STUDY MATERIAL Block Start

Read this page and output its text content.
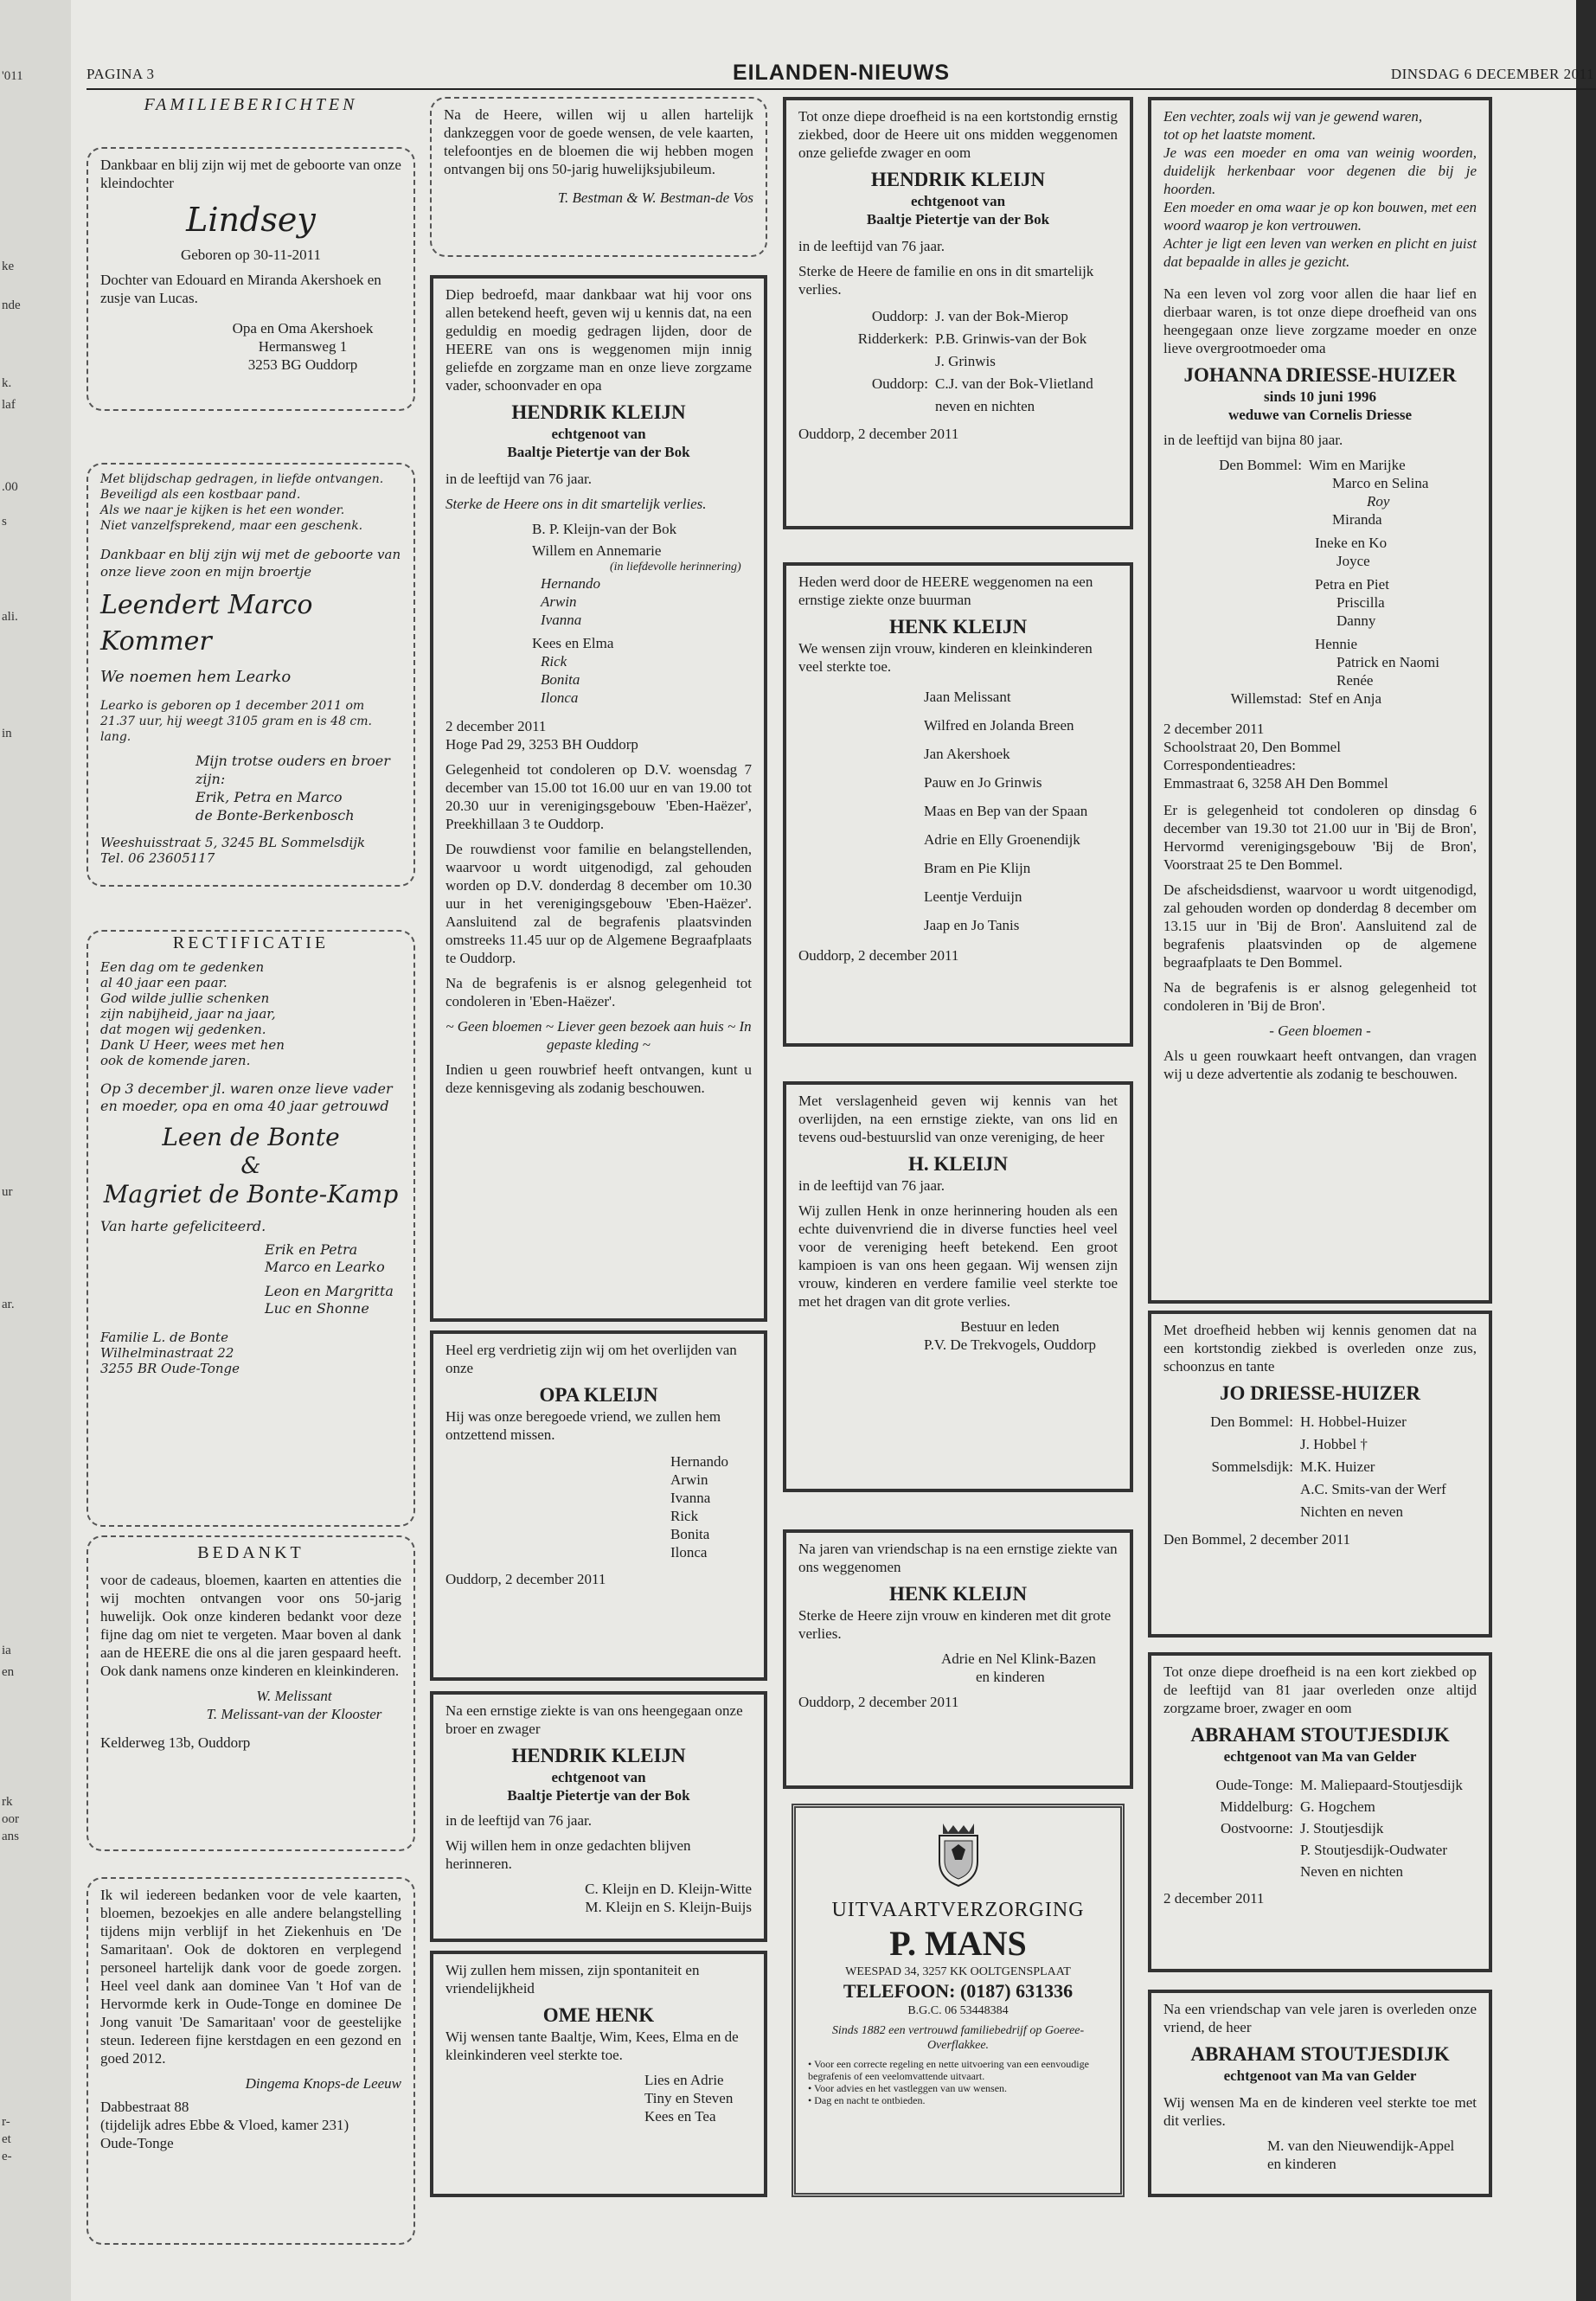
'011
ke
nde
k.
laf
.00
s
ali.
in
ur
ar.
ia
en
rk
oor
ans
r-
et
e-
PAGINA 3	EILANDEN-NIEUWS	DINSDAG 6 DECEMBER 2011
FAMILIEBERICHTEN

Dankbaar en blij zijn wij met de geboorte van onze kleindochter

Lindsey

Geboren op 30-11-2011

Dochter van Edouard en Miranda Akershoek en zusje van Lucas.

Opa en Oma Akershoek
Hermansweg 1
3253 BG Ouddorp
Met blijdschap gedragen, in liefde ontvangen.
Beveiligd als een kostbaar pand.
Als we naar je kijken is het een wonder.
Niet vanzelfsprekend, maar een geschenk.

Dankbaar en blij zijn wij met de geboorte van onze lieve zoon en mijn broertje

Leendert Marco Kommer
We noemen hem Learko

Learko is geboren op 1 december 2011 om 21.37 uur, hij weegt 3105 gram en is 48 cm. lang.

Mijn trotse ouders en broer zijn:
Erik, Petra en Marco
de Bonte-Berkenbosch
Weeshuisstraat 5, 3245 BL Sommelsdijk
Tel. 06 23605117
RECTIFICATIE
Een dag om te gedenken
al 40 jaar een paar.
God wilde jullie schenken
zijn nabijheid, jaar na jaar,
dat mogen wij gedenken.
Dank U Heer, wees met hen
ook de komende jaren.

Op 3 december jl. waren onze lieve vader en moeder, opa en oma 40 jaar getrouwd

Leen de Bonte
&
Magriet de Bonte-Kamp

Van harte gefeliciteerd.

Erik en Petra
Marco en Learko
Leon en Margritta
Luc en Shonne
Familie L. de Bonte
Wilhelminastraat 22
3255 BR Oude-Tonge
BEDANKT

voor de cadeaus, bloemen, kaarten en attenties die wij mochten ontvangen voor ons 50-jarig huwelijk. Ook onze kinderen bedankt voor deze fijne dag om niet te vergeten. Maar boven al dank aan de HEERE die ons al die jaren gespaard heeft. Ook dank namens onze kinderen en kleinkinderen.

W. Melissant
T. Melissant-van der Klooster
Kelderweg 13b, Ouddorp

Ik wil iedereen bedanken voor de vele kaarten, bloemen, bezoekjes en alle andere belangstelling tijdens mijn verblijf in het Ziekenhuis en 'De Samaritaan'. Ook de doktoren en verplegend personeel hartelijk dank voor de goede zorgen. Heel veel dank aan dominee Van 't Hof van de Hervormde kerk in Oude-Tonge en dominee De Jong vanuit 'De Samaritaan' voor de geestelijke steun. Iedereen fijne kerstdagen en een gezond en goed 2012.

Dingema Knops-de Leeuw
Dabbestraat 88
(tijdelijk adres Ebbe & Vloed, kamer 231)
Oude-Tonge

Na de Heere, willen wij u allen hartelijk dankzeggen voor de goede wensen, de vele kaarten, telefoontjes en de bloemen die wij hebben mogen ontvangen bij ons 50-jarig huwelijksjubileum.

T. Bestman & W. Bestman-de Vos

Diep bedroefd, maar dankbaar wat hij voor ons allen betekend heeft, geven wij u kennis dat, na een geduldig en moedig gedragen lijden, door de HEERE van ons is weggenomen mijn innig geliefde en zorgzame man en onze lieve zorgzame vader, schoonvader en opa

HENDRIK KLEIJN
echtgenoot van
Baaltje Pietertje van der Bok

in de leeftijd van 76 jaar.

Sterke de Heere ons in dit smartelijk verlies.

B. P. Kleijn-van der Bok
Willem en Annemarie
(in liefdevolle herinnering)
Hernando
Arwin
Ivanna
Kees en Elma
Rick
Bonita
Ilonca
2 december 2011

Hoge Pad 29, 3253 BH Ouddorp

Gelegenheid tot condoleren op D.V. woensdag 7 december van 15.00 tot 16.00 uur en van 19.00 tot 20.30 uur in verenigingsgebouw 'Eben-Haëzer', Preekhillaan 3 te Ouddorp.

De rouwdienst voor familie en belangstellenden, waarvoor u wordt uitgenodigd, zal gehouden worden op D.V. donderdag 8 december om 10.30 uur in het verenigingsgebouw 'Eben-Haëzer'. Aansluitend zal de begrafenis plaatsvinden omstreeks 11.45 uur op de Algemene Begraafplaats te Ouddorp.

Na de begrafenis is er alsnog gelegenheid tot condoleren in 'Eben-Haëzer'.

~ Geen bloemen ~ Liever geen bezoek aan huis ~ In gepaste kleding ~

Indien u geen rouwbrief heeft ontvangen, kunt u deze kennisgeving als zodanig beschouwen.

Heel erg verdrietig zijn wij om het overlijden van onze

OPA KLEIJN

Hij was onze beregoede vriend, we zullen hem ontzettend missen.

Hernando
Arwin
Ivanna
Rick
Bonita
Ilonca
Ouddorp, 2 december 2011

Na een ernstige ziekte is van ons heengegaan onze broer en zwager

HENDRIK KLEIJN
echtgenoot van
Baaltje Pietertje van der Bok

in de leeftijd van 76 jaar.

Wij willen hem in onze gedachten blijven herinneren.

C. Kleijn en D. Kleijn-Witte
M. Kleijn en S. Kleijn-Buijs

Wij zullen hem missen, zijn spontaniteit en vriendelijkheid

OME HENK

Wij wensen tante Baaltje, Wim, Kees, Elma en de kleinkinderen veel sterkte toe.

Lies en Adrie
Tiny en Steven
Kees en Tea

Tot onze diepe droefheid is na een kortstondig ernstig ziekbed, door de Heere uit ons midden weggenomen onze geliefde zwager en oom

HENDRIK KLEIJN
echtgenoot van
Baaltje Pietertje van der Bok

in de leeftijd van 76 jaar.

Sterke de Heere de familie en ons in dit smartelijk verlies.

Ouddorp: J. van der Bok-Mierop
Ridderkerk: P.B. Grinwis-van der Bok
J. Grinwis
Ouddorp: C.J. van der Bok-Vlietland
neven en nichten
Ouddorp, 2 december 2011

Heden werd door de HEERE weggenomen na een ernstige ziekte onze buurman

HENK KLEIJN

We wensen zijn vrouw, kinderen en kleinkinderen veel sterkte toe.

Jaan Melissant
Wilfred en Jolanda Breen
Jan Akershoek
Pauw en Jo Grinwis
Maas en Bep van der Spaan
Adrie en Elly Groenendijk
Bram en Pie Klijn
Leentje Verduijn
Jaap en Jo Tanis
Ouddorp, 2 december 2011

Met verslagenheid geven wij kennis van het overlijden, na een ernstige ziekte, van ons lid en tevens oud-bestuurslid van onze vereniging, de heer

H. KLEIJN

in de leeftijd van 76 jaar.

Wij zullen Henk in onze herinnering houden als een echte duivenvriend die in diverse functies heel veel voor de vereniging heeft betekend. Een groot kampioen is van ons heen gegaan. Wij wensen zijn vrouw, kinderen en verdere familie veel sterkte toe met het dragen van dit grote verlies.

Bestuur en leden
P.V. De Trekvogels, Ouddorp

Na jaren van vriendschap is na een ernstige ziekte van ons weggenomen

HENK KLEIJN

Sterke de Heere zijn vrouw en kinderen met dit grote verlies.

Adrie en Nel Klink-Bazen
en kinderen
Ouddorp, 2 december 2011
UITVAARTVERZORGING
P. MANS
WEESPAD 34, 3257 KK OOLTGENSPLAAT
TELEFOON: (0187) 631336
B.G.C. 06 53448384
Sinds 1882 een vertrouwd familiebedrijf op Goeree-Overflakkee.
• Voor een correcte regeling en nette uitvoering van een eenvoudige begrafenis of een veelomvattende uitvaart.
• Voor advies en het vastleggen van uw wensen.
• Dag en nacht te ontbieden.
Een vechter, zoals wij van je gewend waren,
tot op het laatste moment.
Je was een moeder en oma van weinig woorden, duidelijk herkenbaar voor degenen die bij je hoorden.
Een moeder en oma waar je op kon bouwen, met een woord waarop je kon vertrouwen.
Achter je ligt een leven van werken en plicht en juist dat bepaalde in alles je gezicht.

Na een leven vol zorg voor allen die haar lief en dierbaar waren, is tot onze diepe droefheid van ons heengegaan onze lieve zorgzame moeder en onze lieve overgrootmoeder oma

JOHANNA DRIESSE-HUIZER
sinds 10 juni 1996
weduwe van Cornelis Driesse

in de leeftijd van bijna 80 jaar.

Den Bommel: Wim en Marijke
Marco en Selina
Roy
Miranda
Ineke en Ko
Joyce
Petra en Piet
Priscilla
Danny
Hennie
Patrick en Naomi
Renée
Willemstad: Stef en Anja
2 december 2011
Schoolstraat 20, Den Bommel
Correspondentieadres:
Emmastraat 6, 3258 AH Den Bommel

Er is gelegenheid tot condoleren op dinsdag 6 december van 19.30 tot 21.00 uur in 'Bij de Bron', Hervormd verenigingsgebouw 'Bij de Bron', Voorstraat 25 te Den Bommel.

De afscheidsdienst, waarvoor u wordt uitgenodigd, zal gehouden worden op donderdag 8 december om 13.15 uur in 'Bij de Bron'. Aansluitend zal de begrafenis plaatsvinden op de algemene begraafplaats te Den Bommel.

Na de begrafenis is er alsnog gelegenheid tot condoleren in 'Bij de Bron'.

- Geen bloemen -

Als u geen rouwkaart heeft ontvangen, dan vragen wij u deze advertentie als zodanig te beschouwen.

Met droefheid hebben wij kennis genomen dat na een kortstondig ziekbed is overleden onze zus, schoonzus en tante

JO DRIESSE-HUIZER
Den Bommel: H. Hobbel-Huizer
J. Hobbel †
Sommelsdijk: M.K. Huizer
A.C. Smits-van der Werf
Nichten en neven
Den Bommel, 2 december 2011

Tot onze diepe droefheid is na een kort ziekbed op de leeftijd van 81 jaar overleden onze altijd zorgzame broer, zwager en oom

ABRAHAM STOUTJESDIJK
echtgenoot van Ma van Gelder
Oude-Tonge: M. Maliepaard-Stoutjesdijk
Middelburg: G. Hogchem
Oostvoorne: J. Stoutjesdijk
P. Stoutjesdijk-Oudwater
Neven en nichten
2 december 2011

Na een vriendschap van vele jaren is overleden onze vriend, de heer

ABRAHAM STOUTJESDIJK
echtgenoot van Ma van Gelder

Wij wensen Ma en de kinderen veel sterkte toe met dit verlies.

M. van den Nieuwendijk-Appel
en kinderen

STUDY MATERIAL Block End

EXERCISE:
From the data above, show each line that contains "Grinwis".

YOUR RESPONSE:
Ridderkerk: P.B. Grinwis-van der Bok
J. Grinwis
Pauw en Jo Grinwis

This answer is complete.